-- Given records --

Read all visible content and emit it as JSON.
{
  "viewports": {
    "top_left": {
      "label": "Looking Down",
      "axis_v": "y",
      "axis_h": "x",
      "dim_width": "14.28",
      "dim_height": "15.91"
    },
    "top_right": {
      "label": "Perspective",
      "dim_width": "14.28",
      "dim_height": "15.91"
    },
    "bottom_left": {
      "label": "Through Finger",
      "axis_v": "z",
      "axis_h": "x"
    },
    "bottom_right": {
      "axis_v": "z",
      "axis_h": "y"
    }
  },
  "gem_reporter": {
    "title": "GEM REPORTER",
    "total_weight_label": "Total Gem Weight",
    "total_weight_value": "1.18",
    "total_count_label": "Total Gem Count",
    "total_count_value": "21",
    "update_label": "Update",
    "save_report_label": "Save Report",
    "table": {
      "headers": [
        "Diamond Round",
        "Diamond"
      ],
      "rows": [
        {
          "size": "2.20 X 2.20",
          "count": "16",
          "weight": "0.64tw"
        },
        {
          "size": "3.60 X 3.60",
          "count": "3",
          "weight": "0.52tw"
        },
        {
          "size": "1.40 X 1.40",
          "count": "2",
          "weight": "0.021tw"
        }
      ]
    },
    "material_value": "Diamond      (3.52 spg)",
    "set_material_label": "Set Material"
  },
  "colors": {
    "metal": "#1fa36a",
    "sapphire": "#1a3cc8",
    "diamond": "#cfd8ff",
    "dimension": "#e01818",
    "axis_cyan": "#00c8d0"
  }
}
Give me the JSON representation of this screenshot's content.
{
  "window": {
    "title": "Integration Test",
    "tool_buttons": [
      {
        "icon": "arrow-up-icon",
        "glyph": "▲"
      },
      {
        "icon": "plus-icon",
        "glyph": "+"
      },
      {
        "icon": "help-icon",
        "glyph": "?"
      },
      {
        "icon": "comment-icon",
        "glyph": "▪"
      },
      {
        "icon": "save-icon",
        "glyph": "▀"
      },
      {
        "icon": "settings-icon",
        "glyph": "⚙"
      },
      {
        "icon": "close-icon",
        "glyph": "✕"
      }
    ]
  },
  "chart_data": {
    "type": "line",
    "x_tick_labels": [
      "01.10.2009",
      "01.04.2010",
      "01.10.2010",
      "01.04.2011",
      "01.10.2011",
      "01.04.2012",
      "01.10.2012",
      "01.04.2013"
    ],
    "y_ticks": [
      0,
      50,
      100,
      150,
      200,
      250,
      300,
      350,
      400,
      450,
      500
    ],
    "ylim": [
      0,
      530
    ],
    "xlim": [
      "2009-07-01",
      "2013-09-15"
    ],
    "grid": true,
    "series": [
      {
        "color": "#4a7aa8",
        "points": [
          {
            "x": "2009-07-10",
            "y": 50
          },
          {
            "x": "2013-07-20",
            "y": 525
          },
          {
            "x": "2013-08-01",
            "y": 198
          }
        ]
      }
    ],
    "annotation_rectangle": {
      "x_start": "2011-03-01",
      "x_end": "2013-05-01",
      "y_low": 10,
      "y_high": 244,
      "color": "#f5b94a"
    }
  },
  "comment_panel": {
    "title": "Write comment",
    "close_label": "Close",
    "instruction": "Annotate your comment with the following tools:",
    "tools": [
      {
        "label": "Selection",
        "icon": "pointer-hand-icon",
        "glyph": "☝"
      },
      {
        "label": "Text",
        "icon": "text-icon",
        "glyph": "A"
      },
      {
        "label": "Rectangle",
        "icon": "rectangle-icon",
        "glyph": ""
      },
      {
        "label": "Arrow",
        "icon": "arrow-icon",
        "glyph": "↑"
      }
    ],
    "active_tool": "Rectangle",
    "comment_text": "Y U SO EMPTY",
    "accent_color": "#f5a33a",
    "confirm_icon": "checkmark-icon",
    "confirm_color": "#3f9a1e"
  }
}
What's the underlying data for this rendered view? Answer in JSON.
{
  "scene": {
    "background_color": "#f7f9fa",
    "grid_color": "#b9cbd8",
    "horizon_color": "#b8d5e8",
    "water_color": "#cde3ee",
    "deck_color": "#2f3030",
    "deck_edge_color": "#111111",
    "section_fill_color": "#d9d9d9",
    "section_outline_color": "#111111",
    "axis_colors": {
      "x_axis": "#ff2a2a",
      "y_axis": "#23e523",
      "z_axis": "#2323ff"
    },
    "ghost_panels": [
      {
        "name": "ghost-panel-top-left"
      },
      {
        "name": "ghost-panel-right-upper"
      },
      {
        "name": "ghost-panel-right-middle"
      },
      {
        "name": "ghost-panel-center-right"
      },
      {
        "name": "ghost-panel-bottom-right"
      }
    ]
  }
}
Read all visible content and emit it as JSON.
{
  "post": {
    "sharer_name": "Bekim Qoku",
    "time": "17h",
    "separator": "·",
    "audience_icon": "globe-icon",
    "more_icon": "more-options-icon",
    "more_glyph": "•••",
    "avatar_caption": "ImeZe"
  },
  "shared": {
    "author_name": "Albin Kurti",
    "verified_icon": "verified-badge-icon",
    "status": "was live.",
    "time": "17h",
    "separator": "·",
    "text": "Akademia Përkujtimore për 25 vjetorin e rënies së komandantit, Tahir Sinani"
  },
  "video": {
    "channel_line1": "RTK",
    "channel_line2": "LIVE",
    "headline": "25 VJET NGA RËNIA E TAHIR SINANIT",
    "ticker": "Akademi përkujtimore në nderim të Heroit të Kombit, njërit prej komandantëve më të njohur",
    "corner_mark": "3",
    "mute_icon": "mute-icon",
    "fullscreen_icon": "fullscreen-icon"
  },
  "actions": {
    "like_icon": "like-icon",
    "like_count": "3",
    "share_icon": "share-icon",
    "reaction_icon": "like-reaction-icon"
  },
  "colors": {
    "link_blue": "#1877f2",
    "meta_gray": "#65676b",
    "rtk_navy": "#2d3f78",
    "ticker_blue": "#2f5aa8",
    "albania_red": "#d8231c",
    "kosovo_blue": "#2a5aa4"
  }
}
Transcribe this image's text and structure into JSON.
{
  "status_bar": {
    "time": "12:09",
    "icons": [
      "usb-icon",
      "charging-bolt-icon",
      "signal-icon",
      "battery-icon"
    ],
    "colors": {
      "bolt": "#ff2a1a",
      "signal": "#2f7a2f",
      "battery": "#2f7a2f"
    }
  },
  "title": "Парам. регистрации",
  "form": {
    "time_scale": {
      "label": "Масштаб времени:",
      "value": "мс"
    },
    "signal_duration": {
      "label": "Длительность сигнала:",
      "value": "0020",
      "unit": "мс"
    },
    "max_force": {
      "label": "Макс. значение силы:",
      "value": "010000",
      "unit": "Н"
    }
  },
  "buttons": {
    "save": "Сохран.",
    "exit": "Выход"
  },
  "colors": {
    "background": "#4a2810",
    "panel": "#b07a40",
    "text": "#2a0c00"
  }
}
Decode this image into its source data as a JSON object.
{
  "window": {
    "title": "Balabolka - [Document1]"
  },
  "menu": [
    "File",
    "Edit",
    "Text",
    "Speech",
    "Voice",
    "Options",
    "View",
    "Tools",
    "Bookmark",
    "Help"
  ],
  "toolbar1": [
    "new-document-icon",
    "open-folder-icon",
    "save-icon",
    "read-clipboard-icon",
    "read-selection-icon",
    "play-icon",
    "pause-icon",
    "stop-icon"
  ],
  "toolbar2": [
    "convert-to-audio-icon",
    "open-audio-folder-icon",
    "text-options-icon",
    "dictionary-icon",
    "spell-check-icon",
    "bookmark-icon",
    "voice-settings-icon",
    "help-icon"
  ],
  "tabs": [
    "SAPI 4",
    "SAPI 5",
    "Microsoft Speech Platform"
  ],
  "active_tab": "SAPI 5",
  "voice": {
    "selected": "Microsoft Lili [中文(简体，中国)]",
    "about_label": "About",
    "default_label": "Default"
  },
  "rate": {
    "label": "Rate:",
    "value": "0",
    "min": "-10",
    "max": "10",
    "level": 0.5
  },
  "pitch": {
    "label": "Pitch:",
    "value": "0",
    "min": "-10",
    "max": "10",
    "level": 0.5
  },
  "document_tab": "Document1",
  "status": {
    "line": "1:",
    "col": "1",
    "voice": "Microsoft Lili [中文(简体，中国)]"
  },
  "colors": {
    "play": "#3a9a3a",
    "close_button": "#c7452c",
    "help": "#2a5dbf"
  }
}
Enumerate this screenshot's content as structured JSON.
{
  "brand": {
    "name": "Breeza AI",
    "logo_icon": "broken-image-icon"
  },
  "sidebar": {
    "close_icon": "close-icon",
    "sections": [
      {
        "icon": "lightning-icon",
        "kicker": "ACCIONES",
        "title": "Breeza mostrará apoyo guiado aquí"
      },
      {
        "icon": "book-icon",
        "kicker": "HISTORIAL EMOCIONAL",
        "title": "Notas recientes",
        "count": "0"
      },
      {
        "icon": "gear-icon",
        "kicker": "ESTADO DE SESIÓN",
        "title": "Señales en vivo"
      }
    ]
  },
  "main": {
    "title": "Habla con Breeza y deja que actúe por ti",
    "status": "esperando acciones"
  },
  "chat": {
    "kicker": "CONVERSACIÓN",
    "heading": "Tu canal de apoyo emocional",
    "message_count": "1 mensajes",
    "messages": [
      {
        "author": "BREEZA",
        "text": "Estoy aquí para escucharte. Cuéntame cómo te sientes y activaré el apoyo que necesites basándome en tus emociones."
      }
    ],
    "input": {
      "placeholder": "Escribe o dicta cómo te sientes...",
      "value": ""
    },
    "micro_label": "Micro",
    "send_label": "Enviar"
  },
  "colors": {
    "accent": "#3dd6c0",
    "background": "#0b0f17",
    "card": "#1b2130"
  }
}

-- Task description --
Pick out and copy the lines of the entries that hold the string "cómo".

-- Output for this exercise --
        "text": "Estoy aquí para escucharte. Cuéntame cómo te sientes y activaré el apoyo que necesites basándome en tus emociones."
      "placeholder": "Escribe o dicta cómo te sientes...",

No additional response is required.